Le procès des viols de Mazan Sommes-nous concernés ?

Le procès des viols de Mazan, suivi jour par jour, de septembre à décembre 2024, par la presse nationale et internationale, est à bien des égards « hors normes ». Les actes jugés dépassent l’entendement : pendant neuf ans, une femme a été systématiquement violée, offerte inconsciente à des inconnus recrutés sur internet, traitée en objet sexuel, filmée, dans un système sordide méticuleusement mis en place par son propre mari, dont les attentions et la normalité « côté jour » n’ont eu d’égales que la perversité « côté nuit ». Le nombre d’agresseurs et de viols subis stupéfie : ils sont cinquante-et-un dans le box des accusés, de tous âges et de tous profils ; certains sont venus plusieurs fois. Face à eux tous, une personne, un visage, une voix : Gisèle Pelicot, icône de courage et de résistance, figure d’humanité vulnérable mais toujours debout, qui choisit d’exposer l’horreur et l’indicible subis « pour que la honte change de camp ». Et la justice, qui doit donner la parole à tous, confronter, établir les faits et les motivations, rappeler et appliquer la loi, rétablir normes et principes là où tout a été transgressé.
Face à l’insoutenable, la tentation est grande de se mettre à distance. L’affaire est trop monstrueuse, elle ne concerne qu’une frange particulière d’individus : « Ce n’est pas moi, ce n’est pas nous, c’est l’autre ! » D’ailleurs, n’y a-t-il pas indécence à exposer tant de sordidité ? Ne vaut-il pas mieux couvrir d’un voile pudique de telles réalités ? Quant à nous, chrétiens, notre éthique ne nous protège-t-elle pas de tels débordements ?

Données d'entrée:
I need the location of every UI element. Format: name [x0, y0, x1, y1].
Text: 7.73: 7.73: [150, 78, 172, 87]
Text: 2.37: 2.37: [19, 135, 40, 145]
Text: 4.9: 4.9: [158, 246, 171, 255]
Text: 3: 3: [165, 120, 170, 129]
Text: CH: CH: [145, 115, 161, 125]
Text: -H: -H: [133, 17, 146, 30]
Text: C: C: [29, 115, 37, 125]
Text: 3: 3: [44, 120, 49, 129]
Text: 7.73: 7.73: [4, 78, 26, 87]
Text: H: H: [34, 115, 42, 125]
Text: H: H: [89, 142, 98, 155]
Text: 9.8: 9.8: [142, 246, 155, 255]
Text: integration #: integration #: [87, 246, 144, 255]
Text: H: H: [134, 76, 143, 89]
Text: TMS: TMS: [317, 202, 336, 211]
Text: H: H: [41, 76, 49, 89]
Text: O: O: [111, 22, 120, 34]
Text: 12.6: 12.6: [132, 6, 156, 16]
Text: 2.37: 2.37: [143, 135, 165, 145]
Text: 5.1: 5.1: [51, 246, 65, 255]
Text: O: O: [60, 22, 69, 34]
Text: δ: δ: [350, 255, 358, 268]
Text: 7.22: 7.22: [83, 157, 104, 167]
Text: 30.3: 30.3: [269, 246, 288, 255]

Liste des tâches:
1 – Pourriez-vous recopier fidèlement, dans le texte sur le procès des viols de Mazan, tout ce qui va de « Face à l’insoutenable, la » jusqu'à « tels débordements ? » ?
2 – Pouvez-vous redonner à l'identique, ligne par ligne, l'ensemble des enregistrements ci-dessus ?

Réponses par tâche:
1 –
Face à l’insoutenable, la tentation est grande de se mettre à distance. L’affaire est trop monstrueuse, elle ne concerne qu’une frange particulière d’individus : « Ce n’est pas moi, ce n’est pas nous, c’est l’autre ! » D’ailleurs, n’y a-t-il pas indécence à exposer tant de sordidité ? Ne vaut-il pas mieux couvrir d’un voile pudique de telles réalités ? Quant à nous, chrétiens, notre éthique ne nous protège-t-elle pas de tels débordements ?

2 –
I need the location of every UI element. Format: name [x0, y0, x1, y1].
Text: 7.73: 7.73: [150, 78, 172, 87]
Text: 2.37: 2.37: [19, 135, 40, 145]
Text: 4.9: 4.9: [158, 246, 171, 255]
Text: 3: 3: [165, 120, 170, 129]
Text: CH: CH: [145, 115, 161, 125]
Text: -H: -H: [133, 17, 146, 30]
Text: C: C: [29, 115, 37, 125]
Text: 3: 3: [44, 120, 49, 129]
Text: 7.73: 7.73: [4, 78, 26, 87]
Text: H: H: [34, 115, 42, 125]
Text: H: H: [89, 142, 98, 155]
Text: 9.8: 9.8: [142, 246, 155, 255]
Text: integration #: integration #: [87, 246, 144, 255]
Text: H: H: [134, 76, 143, 89]
Text: TMS: TMS: [317, 202, 336, 211]
Text: H: H: [41, 76, 49, 89]
Text: O: O: [111, 22, 120, 34]
Text: 12.6: 12.6: [132, 6, 156, 16]
Text: 2.37: 2.37: [143, 135, 165, 145]
Text: 5.1: 5.1: [51, 246, 65, 255]
Text: O: O: [60, 22, 69, 34]
Text: δ: δ: [350, 255, 358, 268]
Text: 7.22: 7.22: [83, 157, 104, 167]
Text: 30.3: 30.3: [269, 246, 288, 255]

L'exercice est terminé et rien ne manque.